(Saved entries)
● ● ● ● ●
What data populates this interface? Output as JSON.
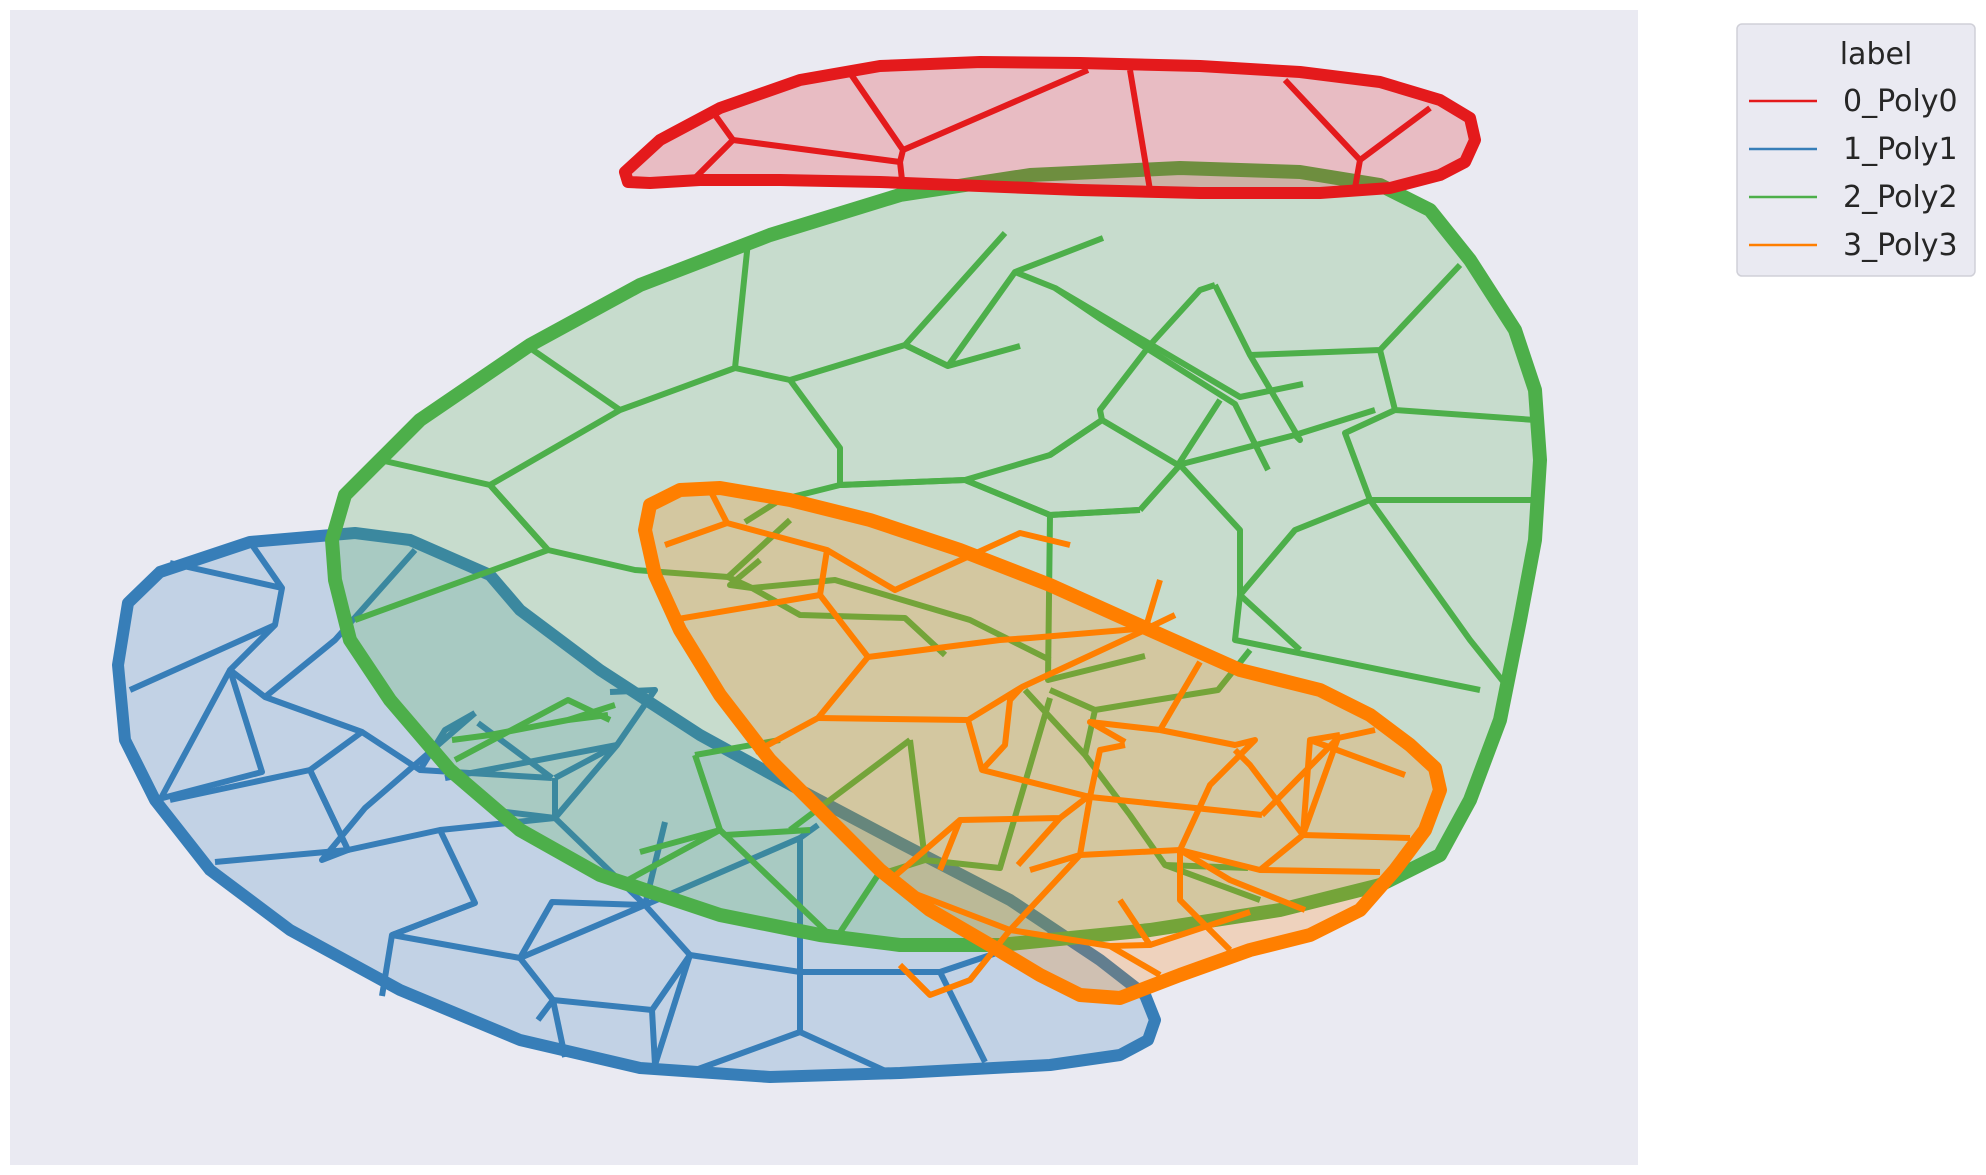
{
  "legend": {
    "title": "label",
    "entries": [
      {
        "label": "0_Poly0",
        "color": "#e41a1c"
      },
      {
        "label": "1_Poly1",
        "color": "#377eb8"
      },
      {
        "label": "2_Poly2",
        "color": "#4daf4a"
      },
      {
        "label": "3_Poly3",
        "color": "#ff7f00"
      }
    ]
  },
  "colors": {
    "plot_background": "#eaeaf2",
    "poly0": "#e41a1c",
    "poly1": "#377eb8",
    "poly2": "#4daf4a",
    "poly3": "#ff7f00"
  }
}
● ● ● ● ●
WHAT IS ASKED
Count every line in the listing above that holds "label", then report only the count.

SOLUTION BELOW
5